TASK GOAL
Your task is to copy the listing exactly. Drop any pictures from the copy.

EXERCISE DATA

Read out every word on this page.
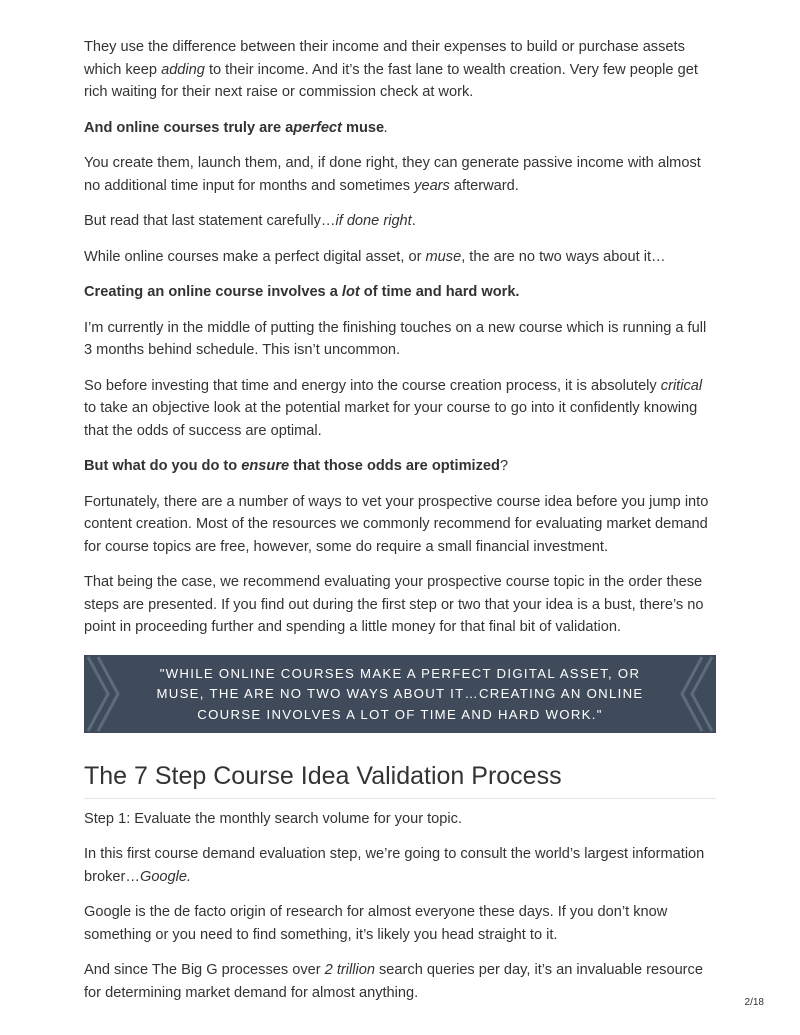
They use the difference between their income and their expenses to build or purchase assets which keep adding to their income. And it’s the fast lane to wealth creation. Very few people get rich waiting for their next raise or commission check at work.

And online courses truly are aperfect muse.

You create them, launch them, and, if done right, they can generate passive income with almost no additional time input for months and sometimes years afterward.

But read that last statement carefully…if done right.

While online courses make a perfect digital asset, or muse, the are no two ways about it…

Creating an online course involves a lot of time and hard work.

I’m currently in the middle of putting the finishing touches on a new course which is running a full 3 months behind schedule. This isn’t uncommon.

So before investing that time and energy into the course creation process, it is absolutely critical to take an objective look at the potential market for your course to go into it confidently knowing that the odds of success are optimal.

But what do you do to ensure that those odds are optimized?

Fortunately, there are a number of ways to vet your prospective course idea before you jump into content creation. Most of the resources we commonly recommend for evaluating market demand for course topics are free, however, some do require a small financial investment.

That being the case, we recommend evaluating your prospective course topic in the order these steps are presented. If you find out during the first step or two that your idea is a bust, there’s no point in proceeding further and spending a little money for that final bit of validation.

"WHILE ONLINE COURSES MAKE A PERFECT DIGITAL ASSET, OR MUSE, THE ARE NO TWO WAYS ABOUT IT…CREATING AN ONLINE COURSE INVOLVES A LOT OF TIME AND HARD WORK."
The 7 Step Course Idea Validation Process

Step 1: Evaluate the monthly search volume for your topic.

In this first course demand evaluation step, we’re going to consult the world’s largest information broker…Google.

Google is the de facto origin of research for almost everyone these days. If you don’t know something or you need to find something, it’s likely you head straight to it.

And since The Big G processes over 2 trillion search queries per day, it’s an invaluable resource for determining market demand for almost anything.

2/18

REPLY
Read out every word on this page.
They use the difference between their income and their expenses to build or purchase assets which keep adding to their income. And it’s the fast lane to wealth creation. Very few people get rich waiting for their next raise or commission check at work.

And online courses truly are aperfect muse.

You create them, launch them, and, if done right, they can generate passive income with almost no additional time input for months and sometimes years afterward.

But read that last statement carefully…if done right.

While online courses make a perfect digital asset, or muse, the are no two ways about it…

Creating an online course involves a lot of time and hard work.

I’m currently in the middle of putting the finishing touches on a new course which is running a full 3 months behind schedule. This isn’t uncommon.

So before investing that time and energy into the course creation process, it is absolutely critical to take an objective look at the potential market for your course to go into it confidently knowing that the odds of success are optimal.

But what do you do to ensure that those odds are optimized?

Fortunately, there are a number of ways to vet your prospective course idea before you jump into content creation. Most of the resources we commonly recommend for evaluating market demand for course topics are free, however, some do require a small financial investment.

That being the case, we recommend evaluating your prospective course topic in the order these steps are presented. If you find out during the first step or two that your idea is a bust, there’s no point in proceeding further and spending a little money for that final bit of validation.

"WHILE ONLINE COURSES MAKE A PERFECT DIGITAL ASSET, OR MUSE, THE ARE NO TWO WAYS ABOUT IT…CREATING AN ONLINE COURSE INVOLVES A LOT OF TIME AND HARD WORK."
The 7 Step Course Idea Validation Process

Step 1: Evaluate the monthly search volume for your topic.

In this first course demand evaluation step, we’re going to consult the world’s largest information broker…Google.

Google is the de facto origin of research for almost everyone these days. If you don’t know something or you need to find something, it’s likely you head straight to it.

And since The Big G processes over 2 trillion search queries per day, it’s an invaluable resource for determining market demand for almost anything.

2/18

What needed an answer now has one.